* [GIVEN TEXT]
◆ ◆ ◆
Accelerated Longitudinal and Multiple Group Designs in ctsem

Generate some data

Here we specify a single latent process of state dependent growth over time, where individuals also exhibit stable differences over time, and cohort differences are found in both the amount of measurement error, and the amount of state dependency in growth. Such cohort differences could be due to genuine differences between the true underlying process of each group, as in this case, but it’s important to keep in mind that any heterogeneity could also come about due to model limitations. To imagine the latter case, one need only consider multiple age groups, all subject to quadratic growth, but fit with a linear growth model as the baseline – each group will then be estimated with a different linear slope, and if the number of age groups was high enough we could approximately recover the true quadratic trend.

Anyway, on to the data generation, though you might want to skip this code!

set.seed(1)
library(ctsem)


measurementErrorSD <- c(1, .5, .2, .2) #different cohorts measurement error
drift <- c(-.3, -.5, -.6, -.6)
◆ ◆ ◆
* [DATA EXCERPTS]

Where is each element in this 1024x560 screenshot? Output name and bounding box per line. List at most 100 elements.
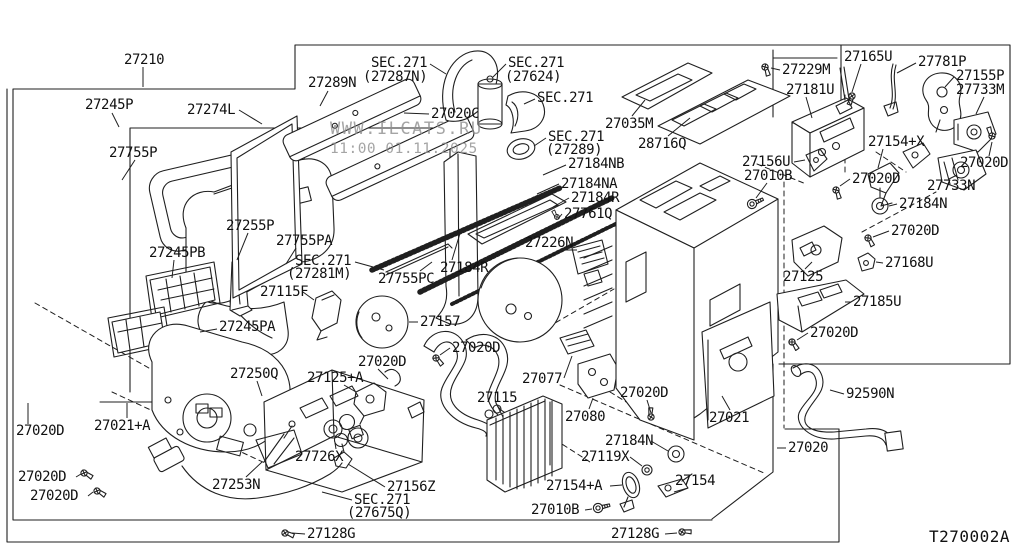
- part-label-27115f: 27115F: [260, 284, 309, 300]
- part-label-27156u: 27156U: [742, 154, 791, 170]
- part-label-27154-x: 27154+X: [868, 134, 925, 150]
- part-label-27020d: 27020D: [891, 223, 940, 239]
- part-label-27245pa: 27245PA: [219, 319, 276, 335]
- part-label-27020d: 27020D: [30, 488, 79, 504]
- part-label-27154: 27154: [675, 473, 716, 489]
- part-label-27128g: 27128G: [611, 526, 660, 542]
- filter-27274L: [230, 115, 303, 299]
- part-label-27155p: 27155P: [956, 68, 1005, 84]
- part-label-sec-271: SEC.271: [354, 492, 411, 508]
- part-label-27245p: 27245P: [85, 97, 134, 113]
- part-label-27184n: 27184N: [605, 433, 654, 449]
- part-label-27184r: 27184R: [571, 190, 620, 206]
- grommet-27119X: [641, 464, 653, 476]
- part-label-27184na: 27184NA: [561, 176, 618, 192]
- heater-unit-housing: [583, 162, 779, 441]
- part-label-27226n: 27226N: [525, 235, 574, 251]
- part-label-27184n: 27184N: [899, 196, 948, 212]
- heater-hoses: [384, 330, 539, 437]
- part-label-27021-a: 27021+A: [94, 418, 151, 434]
- bracket-27080: [577, 353, 619, 399]
- part-label--27281m-: (27281M): [287, 266, 352, 282]
- part-label-27755pc: 27755PC: [378, 271, 435, 287]
- part-label-27020d: 27020D: [18, 469, 67, 485]
- damper-27184N-bottom: [667, 445, 685, 463]
- grille-27245PB: [145, 261, 221, 320]
- part-label-27154-a: 27154+A: [546, 478, 603, 494]
- part-label-27755p: 27755P: [109, 145, 158, 161]
- case-27021: [701, 301, 775, 429]
- part-label-27020d: 27020D: [358, 354, 407, 370]
- part-label-27726x: 27726X: [295, 449, 344, 465]
- diagram-code: T270002A: [929, 527, 1011, 546]
- damper-27184N-right: [871, 187, 889, 215]
- bracket-27115F: [311, 290, 342, 341]
- watermark-timestamp: 11:00 01.11.2025: [330, 141, 478, 157]
- part-label-27156z: 27156Z: [387, 479, 436, 495]
- ring-27154A: [619, 471, 641, 513]
- part-label-27168u: 27168U: [885, 255, 934, 271]
- part-label-27021: 27021: [709, 410, 750, 426]
- duct-27185U: [776, 279, 865, 333]
- watermark: WWW.ILCATS.RU 11:00 01.11.2025: [330, 119, 483, 157]
- harness-27675Q: [147, 437, 353, 500]
- part-label-27761q: 27761Q: [564, 206, 613, 222]
- levers-27154X: [867, 142, 931, 207]
- part-label-sec-271: SEC.271: [508, 55, 565, 71]
- case-27250Q: [263, 369, 425, 493]
- blower-motor: [477, 257, 563, 343]
- amp-27077: [559, 329, 595, 355]
- part-label-27128g: 27128G: [307, 526, 356, 542]
- part-label-27165u: 27165U: [844, 49, 893, 65]
- part-label-27250q: 27250Q: [230, 366, 279, 382]
- part-label-27733m: 27733M: [956, 82, 1005, 98]
- part-label-27289n: 27289N: [308, 75, 357, 91]
- part-label-27020c: 27020C: [431, 106, 480, 122]
- part-label-sec-271: SEC.271: [295, 253, 352, 269]
- control-27181U: [791, 66, 865, 178]
- actuator-27155P: [922, 72, 962, 133]
- part-label-27080: 27080: [565, 409, 606, 425]
- part-label--27624-: (27624): [505, 69, 562, 85]
- part-label-sec-271: SEC.271: [371, 55, 428, 71]
- part-label-27010b: 27010B: [744, 168, 793, 184]
- part-label-27125-a: 27125+A: [307, 370, 364, 386]
- part-label-27119x: 27119X: [581, 449, 630, 465]
- part-label-27210: 27210: [124, 52, 165, 68]
- part-label-27115: 27115: [477, 390, 518, 406]
- part-label-27077: 27077: [522, 371, 563, 387]
- part-label-27035m: 27035M: [605, 116, 654, 132]
- part-label-27781p: 27781P: [918, 54, 967, 70]
- part-label-27020: 27020: [788, 440, 829, 456]
- bracket-27125A: [353, 382, 387, 425]
- part-label-27020d: 27020D: [452, 340, 501, 356]
- part-label--27287n-: (27287N): [363, 69, 428, 85]
- part-label-27733n: 27733N: [927, 178, 976, 194]
- wheel-27157: [355, 295, 409, 349]
- watermark-site: WWW.ILCATS.RU: [330, 119, 483, 139]
- part-label-27020d: 27020D: [810, 325, 859, 341]
- part-label-27125: 27125: [783, 269, 824, 285]
- part-label-27020d: 27020D: [852, 171, 901, 187]
- wedge-27156U: [805, 148, 828, 172]
- motor-27733N: [937, 149, 987, 191]
- part-label-27185u: 27185U: [853, 294, 902, 310]
- part-label--27289-: (27289): [546, 142, 603, 158]
- part-label-28716q: 28716Q: [638, 136, 687, 152]
- part-label-27157: 27157: [420, 314, 461, 330]
- part-label-27184r: 27184R: [440, 260, 489, 276]
- part-label-27020d: 27020D: [620, 385, 669, 401]
- part-label-27020d: 27020D: [16, 423, 65, 439]
- part-label-sec-271: SEC.271: [537, 90, 594, 106]
- part-label-27181u: 27181U: [786, 82, 835, 98]
- part-label-27274l: 27274L: [187, 102, 236, 118]
- clip-27168U: [857, 252, 876, 272]
- bracket-27125: [791, 225, 843, 277]
- part-label-27184nb: 27184NB: [568, 156, 625, 172]
- part-label-27010b: 27010B: [531, 502, 580, 518]
- rod-27781P: [883, 63, 899, 117]
- part-label-sec-271: SEC.271: [548, 129, 605, 145]
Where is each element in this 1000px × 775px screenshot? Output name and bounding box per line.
◆ ◆ ◆
* [TASKS AND EXERCISES]
(a) From the text on accelerated longitudinal designs in ctsem, return the passage from "Accelerated Longitudinal and" up to and including "true quadratic trend.", copied word for word.
(b) Rewrite the paragraph beginning "Here we specify a single latent process" in the text on accelerated longitudinal designs in ctsem as a short list that keeps its main facts.
(c) Write what comes next in the text on accelerated longitudinal designs in ctsem, continuing from where it stops.

* [EXPECTED RESPONSES]
(a)
Accelerated Longitudinal and Multiple Group Designs in ctsem

Generate some data

Here we specify a single latent process of state dependent growth over time, where individuals also exhibit stable differences over time, and cohort differences are found in both the amount of measurement error, and the amount of state dependency in growth. Such cohort differences could be due to genuine differences between the true underlying process of each group, as in this case, but it’s important to keep in mind that any heterogeneity could also come about due to model limitations. To imagine the latter case, one need only consider multiple age groups, all subject to quadratic growth, but fit with a linear growth model as the baseline – each group will then be estimated with a different linear slope, and if the number of age groups was high enough we could approximately recover the true quadratic trend.

(b)
- One latent process of state-dependent growth over time is specified.
- Individuals show stable differences over time.
- Cohorts differ in the amount of measurement error and in the amount of state dependency in growth.
- In this case, the cohort differences come from genuine differences between each group's true underlying process.
- Heterogeneity could also come from model limitations. For example, if several age groups all have quadratic growth but are fit with a linear baseline model, each group gets a different linear slope. With enough age groups, the true quadratic trend could be approximately recovered.

(c)
for(cohorti in 1:4){
  
  gm <- ctModel(
    LAMBDA=diag(1), #single observed variable and single process
    Tpoints = 50,
    CINT=5,
    TRAITVAR=diag(1), #include individual differences in continuous intercept
    DRIFT=drift[cohorti], #temporal dynamics
    DIFFUSION=.5,
    MANIFESTVAR=0) #measurement error sd fixed to zero so we can plot true scores
  
  #when generating data, free pars are set to 0
  d <- data.frame(ctGenerate(ctmodelobj = gm,n.subjects = 50,
    burnin = 5,dtmean = .1),Cohort2=0,Cohort3=0,Cohort4=0, Cohort=cohorti)
  d$id <- paste0('Cohort',cohorti,'_id',d$id)
  
  d <- d[d$time < (cohorti) & d$time > (cohorti-1),]
  
  d$Yobs <- d$Y1 + rnorm(nrow(d),0,measurementErrorSD[cohorti]) #add measurement error
  
  if(cohorti == 1){
    dat <- d
  } else{
    d[[paste0('Cohort',cohorti)]] <- 1 #if other than first (baseline) cohort, set appropriate dummy
    dat <- rbind(dat,d)
  }
}

Let’s take a look at our data:

library(ggplot2)

ggplot(dat, aes(y=Y1,x=time,colour=factor(Cohort),group=id))+
  geom_line()+theme_bw()+
  geom_line(mapping = aes(y=Yobs),alpha=.3)+
  guides(colour='none')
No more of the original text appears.